PROVIDED RECORDS:
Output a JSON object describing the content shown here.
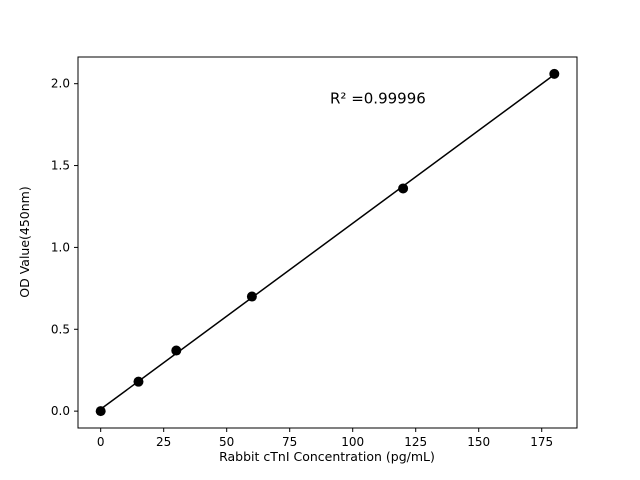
{
  "chart_data": {
    "type": "scatter",
    "title": "",
    "xlabel": "Rabbit cTnI Concentration (pg/mL)",
    "ylabel": "OD Value(450nm)",
    "x": [
      0,
      15,
      30,
      60,
      120,
      180
    ],
    "y": [
      0.0,
      0.18,
      0.37,
      0.7,
      1.36,
      2.06
    ],
    "series": [
      {
        "name": "standard-curve-points",
        "type": "scatter",
        "marker": "circle"
      },
      {
        "name": "linear-fit-line",
        "type": "line"
      }
    ],
    "annotation": {
      "text": "R² =0.99996",
      "x": 110,
      "y": 1.88,
      "r_squared": 0.99996
    },
    "xticks": {
      "values": [
        0,
        25,
        50,
        75,
        100,
        125,
        150,
        175
      ],
      "labels": [
        "0",
        "25",
        "50",
        "75",
        "100",
        "125",
        "150",
        "175"
      ]
    },
    "yticks": {
      "values": [
        0.0,
        0.5,
        1.0,
        1.5,
        2.0
      ],
      "labels": [
        "0.0",
        "0.5",
        "1.0",
        "1.5",
        "2.0"
      ]
    },
    "xlim": [
      -9,
      189
    ],
    "ylim": [
      -0.103,
      2.163
    ],
    "grid": false,
    "legend": "none",
    "colors": {
      "marker": "#000000",
      "line": "#000000",
      "axis": "#000000",
      "background": "#ffffff"
    }
  }
}
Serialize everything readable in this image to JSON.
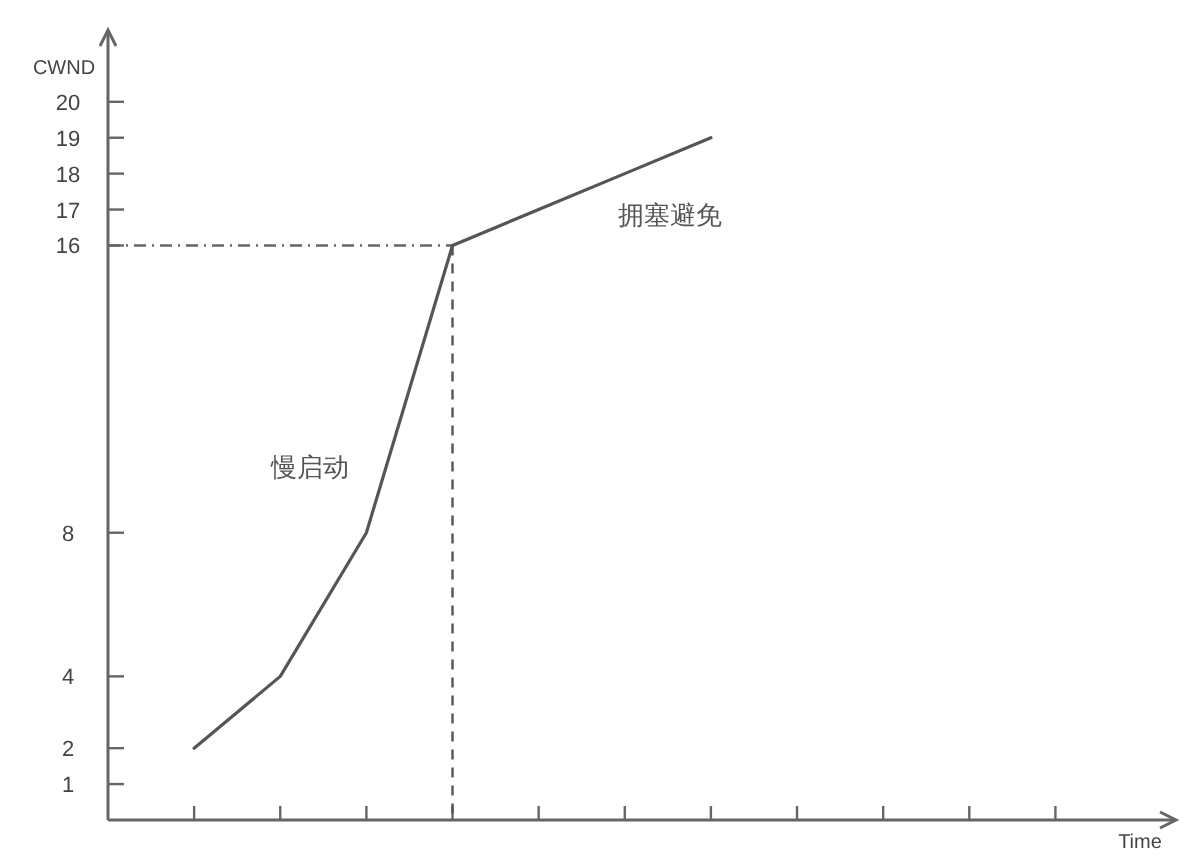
{
  "chart_data": {
    "type": "line",
    "xlabel": "Time",
    "ylabel": "CWND",
    "categories": [
      null,
      null,
      null,
      null,
      null,
      null,
      null,
      null,
      null,
      null,
      null
    ],
    "series": [
      {
        "color": "#555555",
        "values": [
          2,
          4,
          8,
          16,
          17,
          18,
          19,
          null,
          null,
          null,
          null
        ]
      }
    ],
    "ylim": [
      0,
      22
    ],
    "yticks": [
      1,
      2,
      4,
      8,
      16,
      17,
      18,
      19,
      20
    ],
    "ref_lines": [
      {
        "axis": "y",
        "value": 16,
        "color": "#666666",
        "line_style": "dashdot"
      }
    ],
    "annotations": [
      "慢启动",
      "拥塞避免"
    ],
    "line_style": "solid"
  }
}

PROBLEM REQUIREMENTS: Only the count is wanted: report how many lines of the material above hold the word "JSON".

FINISHED TASK: 2